## SHORT EXERCISE
Identify all lines in the data containing the string "sind". Copy them out.

## BEGIN

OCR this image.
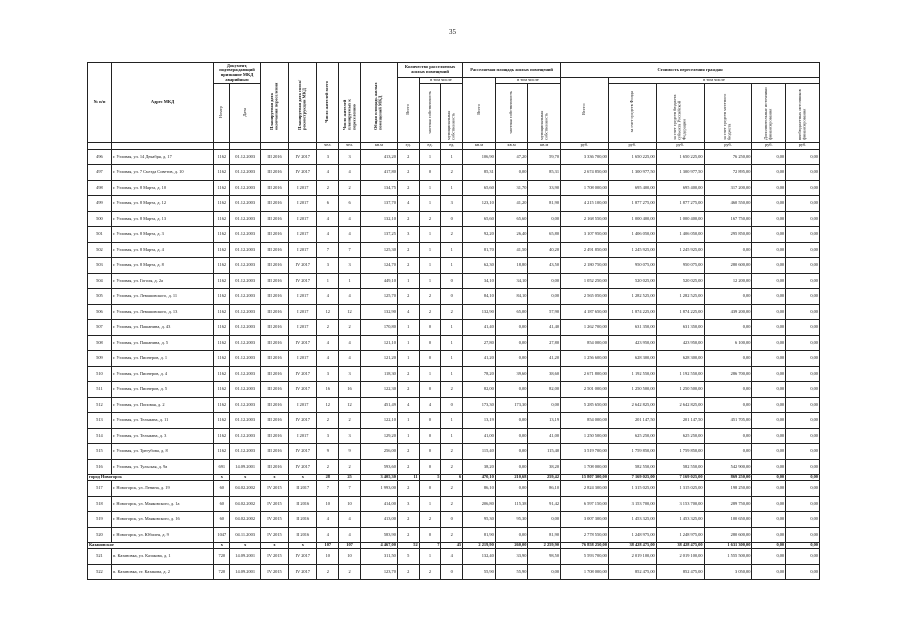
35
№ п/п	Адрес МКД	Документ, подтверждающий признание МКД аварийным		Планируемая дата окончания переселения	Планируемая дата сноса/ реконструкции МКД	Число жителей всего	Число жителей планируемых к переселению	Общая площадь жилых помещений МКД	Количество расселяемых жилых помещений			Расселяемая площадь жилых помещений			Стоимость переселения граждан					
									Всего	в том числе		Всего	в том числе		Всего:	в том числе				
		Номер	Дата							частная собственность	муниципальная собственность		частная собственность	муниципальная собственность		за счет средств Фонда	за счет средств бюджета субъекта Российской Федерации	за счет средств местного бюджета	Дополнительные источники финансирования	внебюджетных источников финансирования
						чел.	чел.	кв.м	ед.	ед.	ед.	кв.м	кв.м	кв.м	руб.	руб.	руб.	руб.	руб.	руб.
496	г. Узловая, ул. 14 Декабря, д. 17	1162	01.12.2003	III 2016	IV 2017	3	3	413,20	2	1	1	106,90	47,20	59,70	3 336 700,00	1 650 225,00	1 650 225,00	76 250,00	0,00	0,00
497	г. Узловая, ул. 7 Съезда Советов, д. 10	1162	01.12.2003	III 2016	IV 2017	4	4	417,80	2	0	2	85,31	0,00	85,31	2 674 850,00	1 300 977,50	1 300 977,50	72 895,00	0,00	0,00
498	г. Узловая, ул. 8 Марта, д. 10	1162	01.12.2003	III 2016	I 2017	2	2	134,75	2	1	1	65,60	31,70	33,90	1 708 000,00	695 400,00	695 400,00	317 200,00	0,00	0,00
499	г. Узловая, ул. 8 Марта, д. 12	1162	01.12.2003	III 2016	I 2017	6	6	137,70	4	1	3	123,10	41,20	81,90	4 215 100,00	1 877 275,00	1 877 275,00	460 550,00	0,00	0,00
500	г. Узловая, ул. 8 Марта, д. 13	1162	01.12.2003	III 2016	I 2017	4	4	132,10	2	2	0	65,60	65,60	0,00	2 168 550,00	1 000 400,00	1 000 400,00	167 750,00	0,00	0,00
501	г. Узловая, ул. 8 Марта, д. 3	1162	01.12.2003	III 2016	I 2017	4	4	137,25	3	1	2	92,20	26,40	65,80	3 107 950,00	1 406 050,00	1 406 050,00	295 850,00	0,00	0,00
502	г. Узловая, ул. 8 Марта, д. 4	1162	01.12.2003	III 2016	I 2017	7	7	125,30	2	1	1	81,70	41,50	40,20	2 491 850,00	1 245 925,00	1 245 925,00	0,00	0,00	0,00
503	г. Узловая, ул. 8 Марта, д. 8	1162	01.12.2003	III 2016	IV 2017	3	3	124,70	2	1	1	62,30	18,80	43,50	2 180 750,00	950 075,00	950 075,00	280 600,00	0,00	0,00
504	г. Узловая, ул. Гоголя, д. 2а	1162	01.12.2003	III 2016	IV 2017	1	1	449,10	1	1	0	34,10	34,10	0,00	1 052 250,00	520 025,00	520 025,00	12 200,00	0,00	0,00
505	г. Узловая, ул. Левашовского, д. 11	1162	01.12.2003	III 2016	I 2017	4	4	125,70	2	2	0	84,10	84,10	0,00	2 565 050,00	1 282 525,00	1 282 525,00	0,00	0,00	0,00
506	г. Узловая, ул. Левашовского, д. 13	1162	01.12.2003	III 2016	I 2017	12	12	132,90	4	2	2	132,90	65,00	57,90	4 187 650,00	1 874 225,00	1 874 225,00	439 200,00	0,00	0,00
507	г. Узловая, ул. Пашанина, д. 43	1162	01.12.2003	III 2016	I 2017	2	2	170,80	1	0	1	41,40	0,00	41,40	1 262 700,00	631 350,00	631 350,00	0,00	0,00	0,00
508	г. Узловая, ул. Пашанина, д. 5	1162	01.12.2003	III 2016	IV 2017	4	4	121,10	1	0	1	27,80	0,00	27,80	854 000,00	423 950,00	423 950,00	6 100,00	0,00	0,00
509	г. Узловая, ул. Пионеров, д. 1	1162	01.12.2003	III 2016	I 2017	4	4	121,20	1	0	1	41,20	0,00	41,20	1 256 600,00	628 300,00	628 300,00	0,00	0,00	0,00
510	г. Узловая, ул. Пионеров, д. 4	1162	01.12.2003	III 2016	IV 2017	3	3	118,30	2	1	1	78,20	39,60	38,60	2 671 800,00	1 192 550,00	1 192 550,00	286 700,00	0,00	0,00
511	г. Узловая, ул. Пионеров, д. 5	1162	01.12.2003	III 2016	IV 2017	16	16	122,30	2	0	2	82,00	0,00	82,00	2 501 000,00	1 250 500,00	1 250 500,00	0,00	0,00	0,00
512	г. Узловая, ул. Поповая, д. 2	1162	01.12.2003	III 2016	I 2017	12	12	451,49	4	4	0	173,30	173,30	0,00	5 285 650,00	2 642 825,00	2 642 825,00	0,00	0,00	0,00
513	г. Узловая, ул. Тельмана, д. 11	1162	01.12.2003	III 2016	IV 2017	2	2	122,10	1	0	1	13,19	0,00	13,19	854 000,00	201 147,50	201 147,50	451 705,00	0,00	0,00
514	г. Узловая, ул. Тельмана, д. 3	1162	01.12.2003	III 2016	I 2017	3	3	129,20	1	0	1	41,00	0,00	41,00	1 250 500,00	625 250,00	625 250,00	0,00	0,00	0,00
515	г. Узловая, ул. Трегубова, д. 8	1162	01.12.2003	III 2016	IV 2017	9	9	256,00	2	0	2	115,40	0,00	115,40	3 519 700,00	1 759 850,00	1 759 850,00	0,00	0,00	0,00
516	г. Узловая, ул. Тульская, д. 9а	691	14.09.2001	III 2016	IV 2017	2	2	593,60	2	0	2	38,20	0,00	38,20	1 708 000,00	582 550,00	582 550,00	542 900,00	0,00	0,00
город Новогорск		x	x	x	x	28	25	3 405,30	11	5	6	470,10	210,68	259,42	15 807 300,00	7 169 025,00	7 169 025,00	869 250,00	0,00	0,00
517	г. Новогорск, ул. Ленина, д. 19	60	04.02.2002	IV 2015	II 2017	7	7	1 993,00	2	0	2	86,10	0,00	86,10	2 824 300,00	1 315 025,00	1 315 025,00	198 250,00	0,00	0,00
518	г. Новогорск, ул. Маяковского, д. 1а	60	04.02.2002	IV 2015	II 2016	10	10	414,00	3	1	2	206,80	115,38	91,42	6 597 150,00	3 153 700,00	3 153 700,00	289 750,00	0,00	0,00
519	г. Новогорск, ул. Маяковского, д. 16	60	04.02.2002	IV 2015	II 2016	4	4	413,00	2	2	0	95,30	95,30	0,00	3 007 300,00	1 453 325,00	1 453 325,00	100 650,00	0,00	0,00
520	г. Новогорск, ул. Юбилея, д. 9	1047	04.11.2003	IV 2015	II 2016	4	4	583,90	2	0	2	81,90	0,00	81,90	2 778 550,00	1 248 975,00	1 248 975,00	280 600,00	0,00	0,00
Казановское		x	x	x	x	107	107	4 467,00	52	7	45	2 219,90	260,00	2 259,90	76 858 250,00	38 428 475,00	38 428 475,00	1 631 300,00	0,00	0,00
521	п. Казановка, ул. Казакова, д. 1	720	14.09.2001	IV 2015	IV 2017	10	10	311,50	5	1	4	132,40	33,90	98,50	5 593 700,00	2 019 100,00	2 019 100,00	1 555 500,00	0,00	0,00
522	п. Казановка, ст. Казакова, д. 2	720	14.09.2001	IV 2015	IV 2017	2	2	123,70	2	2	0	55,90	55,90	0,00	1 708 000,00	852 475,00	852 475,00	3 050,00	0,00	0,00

## END
## BEGIN

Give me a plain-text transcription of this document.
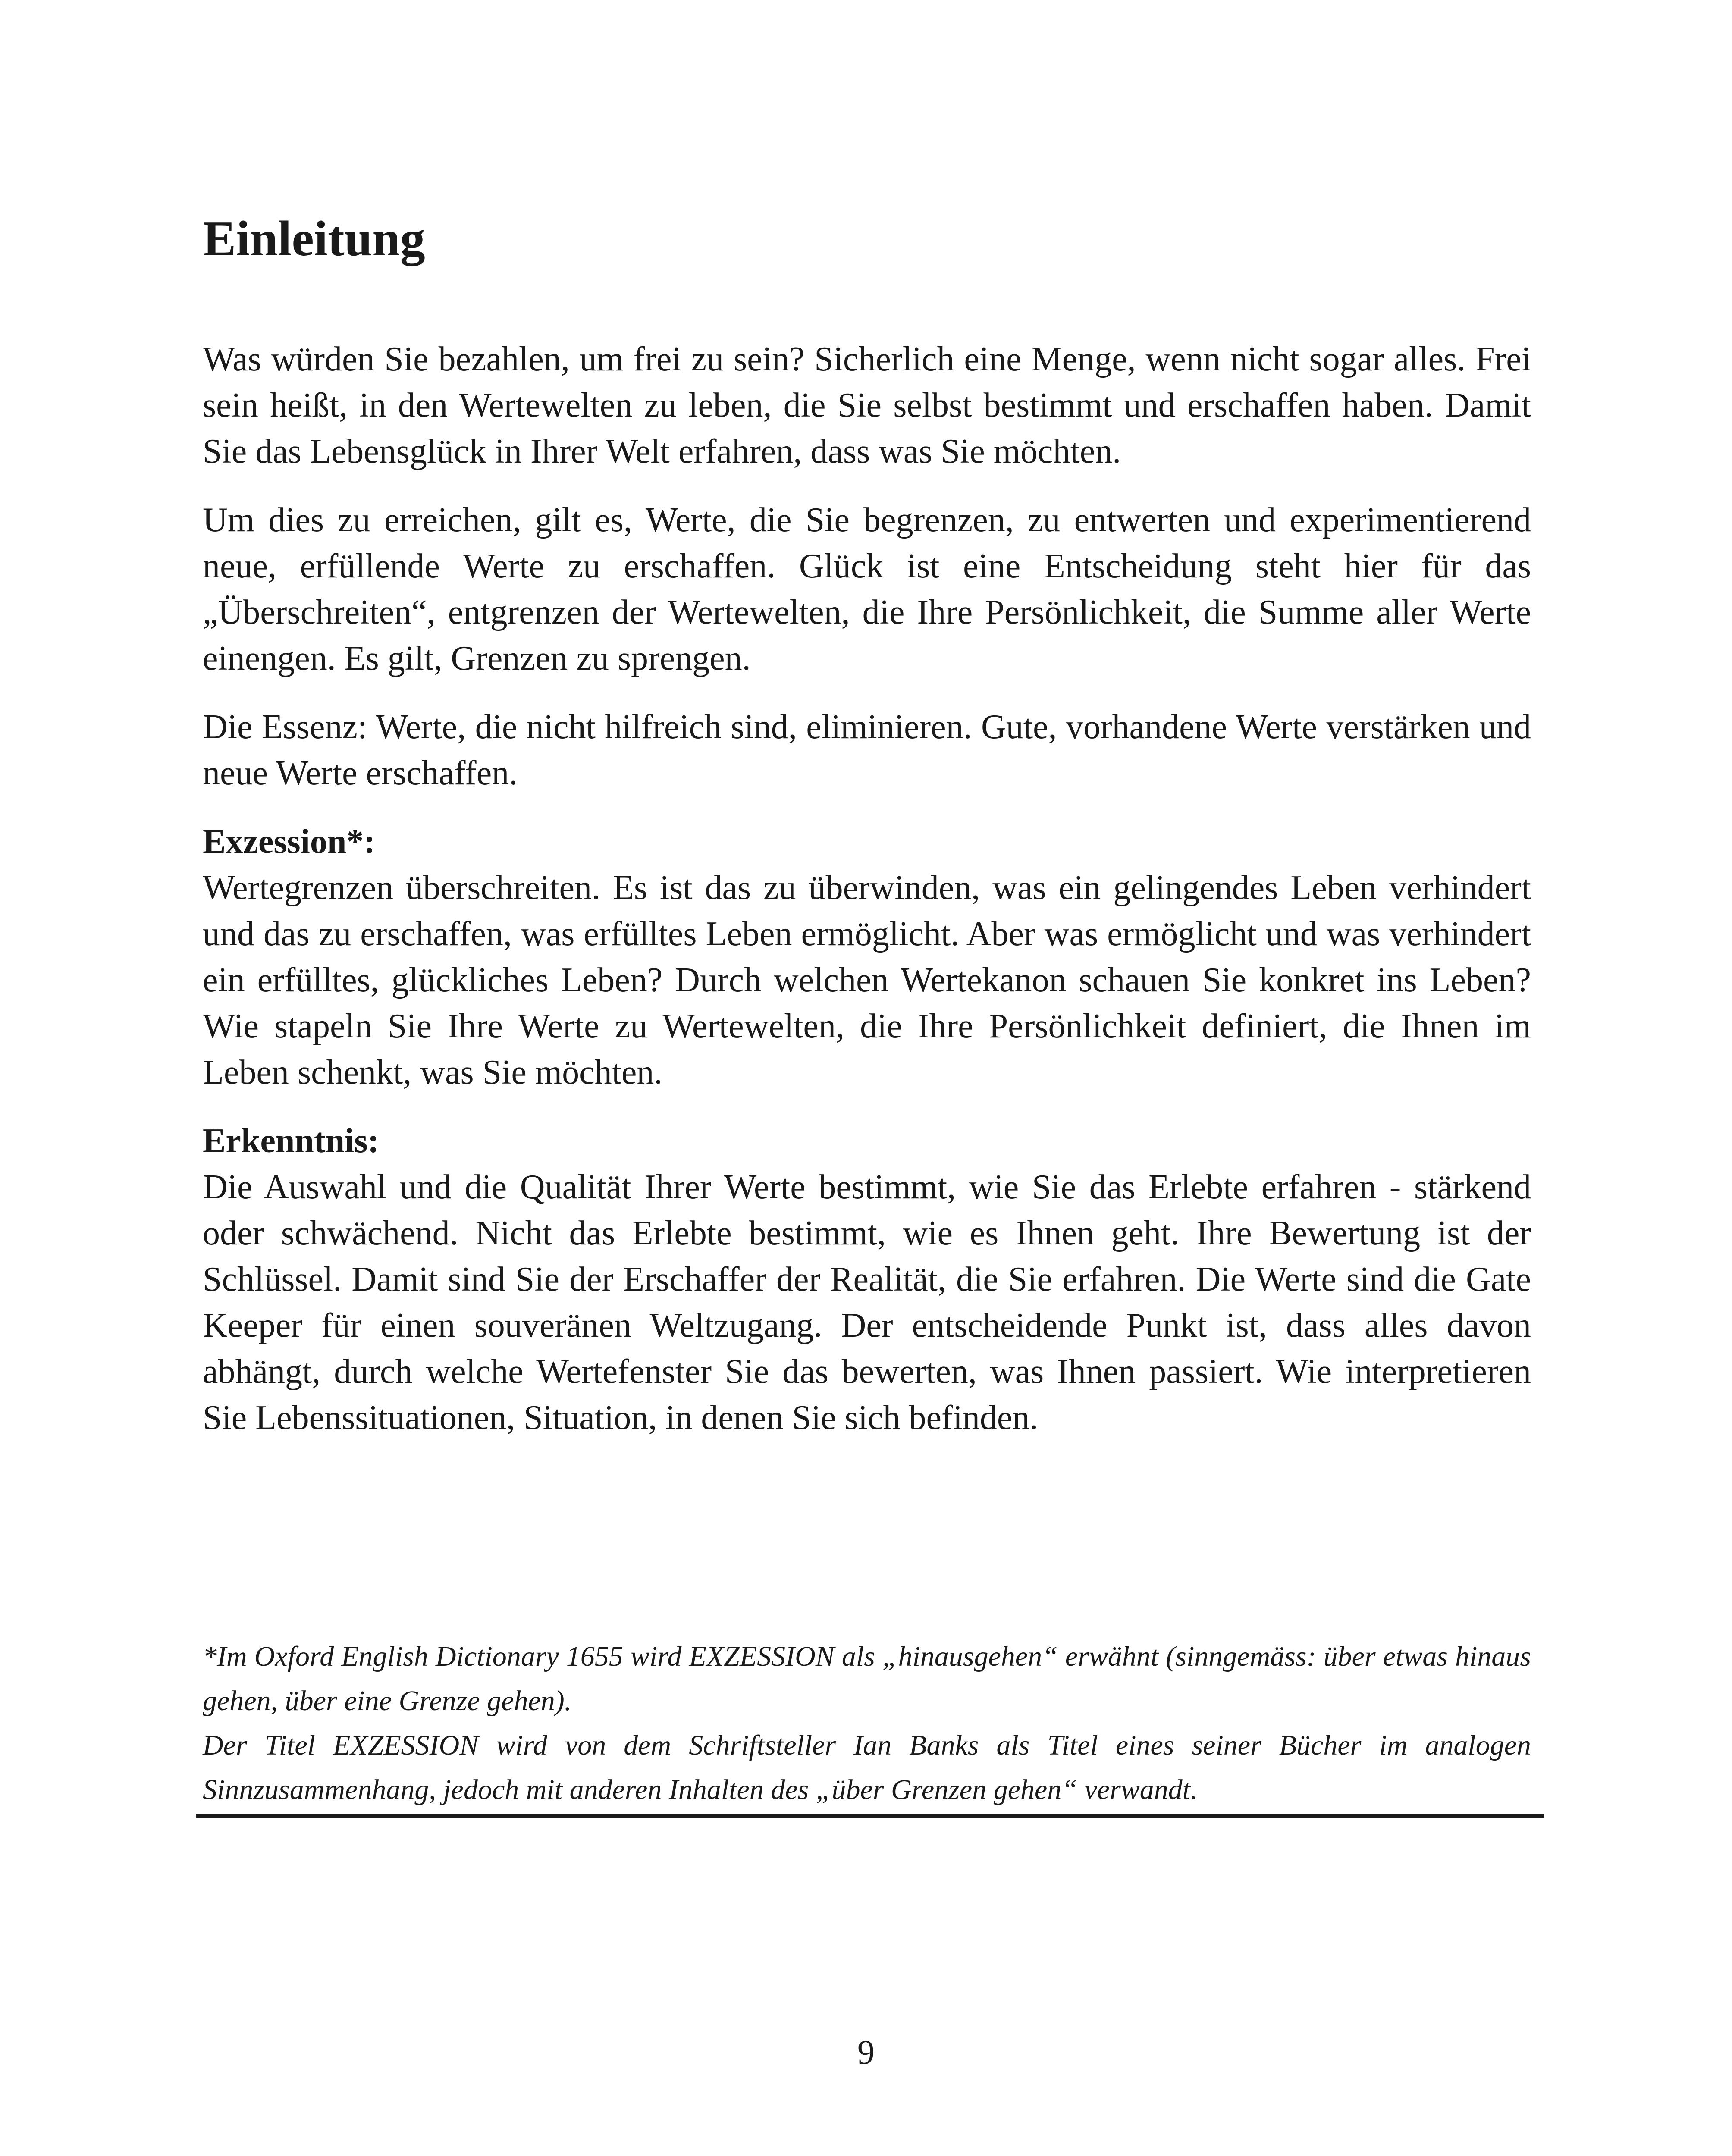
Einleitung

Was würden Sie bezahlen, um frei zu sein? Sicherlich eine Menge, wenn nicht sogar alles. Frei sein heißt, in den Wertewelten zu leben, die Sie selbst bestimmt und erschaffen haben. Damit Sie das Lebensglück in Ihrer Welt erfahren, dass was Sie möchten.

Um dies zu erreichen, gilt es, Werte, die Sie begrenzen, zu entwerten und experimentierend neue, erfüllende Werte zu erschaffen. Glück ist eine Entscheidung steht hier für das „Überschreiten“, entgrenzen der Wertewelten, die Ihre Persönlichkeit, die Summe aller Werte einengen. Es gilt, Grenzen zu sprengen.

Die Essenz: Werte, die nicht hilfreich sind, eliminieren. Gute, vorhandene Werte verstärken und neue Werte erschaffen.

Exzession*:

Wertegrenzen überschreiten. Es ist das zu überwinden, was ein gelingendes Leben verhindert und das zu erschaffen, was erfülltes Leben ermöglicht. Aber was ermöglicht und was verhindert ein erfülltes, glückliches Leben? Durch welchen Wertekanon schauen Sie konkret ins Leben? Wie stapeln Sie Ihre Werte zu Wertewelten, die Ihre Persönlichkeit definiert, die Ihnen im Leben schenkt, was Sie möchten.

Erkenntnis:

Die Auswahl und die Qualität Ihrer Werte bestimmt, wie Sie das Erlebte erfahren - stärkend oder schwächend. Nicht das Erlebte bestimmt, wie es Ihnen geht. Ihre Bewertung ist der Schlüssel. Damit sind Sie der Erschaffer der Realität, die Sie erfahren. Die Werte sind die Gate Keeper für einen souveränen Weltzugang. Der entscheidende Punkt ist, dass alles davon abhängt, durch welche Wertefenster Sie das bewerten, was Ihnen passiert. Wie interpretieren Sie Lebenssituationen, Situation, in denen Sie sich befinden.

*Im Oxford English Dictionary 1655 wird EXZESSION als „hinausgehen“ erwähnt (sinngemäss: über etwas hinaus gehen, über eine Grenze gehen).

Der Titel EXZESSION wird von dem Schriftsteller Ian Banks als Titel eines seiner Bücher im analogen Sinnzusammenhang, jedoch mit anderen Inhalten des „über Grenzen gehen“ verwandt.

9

## END
## BEGIN

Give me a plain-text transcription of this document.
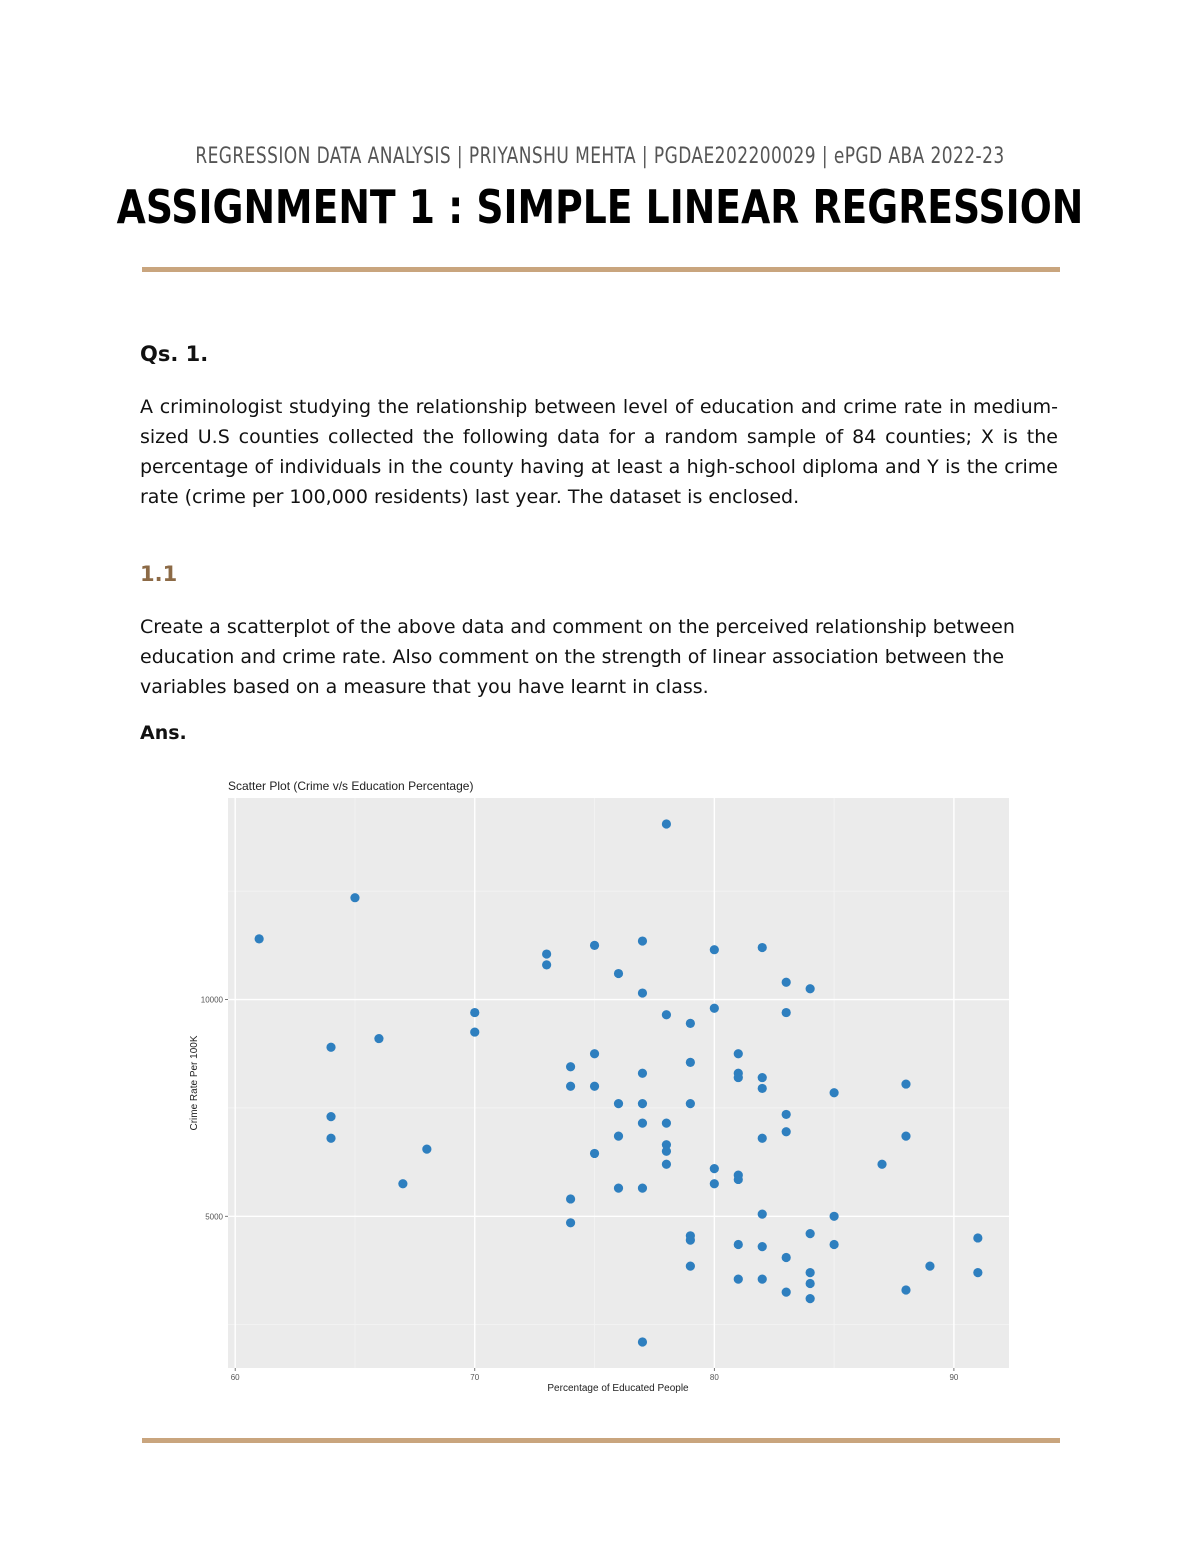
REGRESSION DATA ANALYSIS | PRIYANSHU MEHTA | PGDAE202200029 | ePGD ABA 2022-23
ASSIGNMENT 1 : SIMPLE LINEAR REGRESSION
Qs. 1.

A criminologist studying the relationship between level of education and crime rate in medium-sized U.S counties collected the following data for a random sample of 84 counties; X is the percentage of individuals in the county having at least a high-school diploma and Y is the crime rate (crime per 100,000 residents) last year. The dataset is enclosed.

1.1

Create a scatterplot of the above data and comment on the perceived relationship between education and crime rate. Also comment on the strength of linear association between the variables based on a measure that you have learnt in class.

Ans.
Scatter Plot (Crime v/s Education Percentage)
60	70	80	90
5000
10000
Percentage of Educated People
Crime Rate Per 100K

## END

## REPLY TO THE EXERCISE
Die Essenz: Werte, die nicht hilfreich sind, eliminieren. Gute, vorhandene Werte verstärken und neue Werte erschaffen.
Die Auswahl und die Qualität Ihrer Werte bestimmt, wie Sie das Erlebte erfahren - stärkend oder schwächend. Nicht das Erlebte bestimmt, wie es Ihnen geht. Ihre Bewertung ist der Schlüssel. Damit sind Sie der Erschaffer der Realität, die Sie erfahren. Die Werte sind die Gate Keeper für einen souveränen Weltzugang. Der entscheidende Punkt ist, dass alles davon abhängt, durch welche Wertefenster Sie das bewerten, was Ihnen passiert. Wie interpretieren Sie Lebenssituationen, Situation, in denen Sie sich befinden.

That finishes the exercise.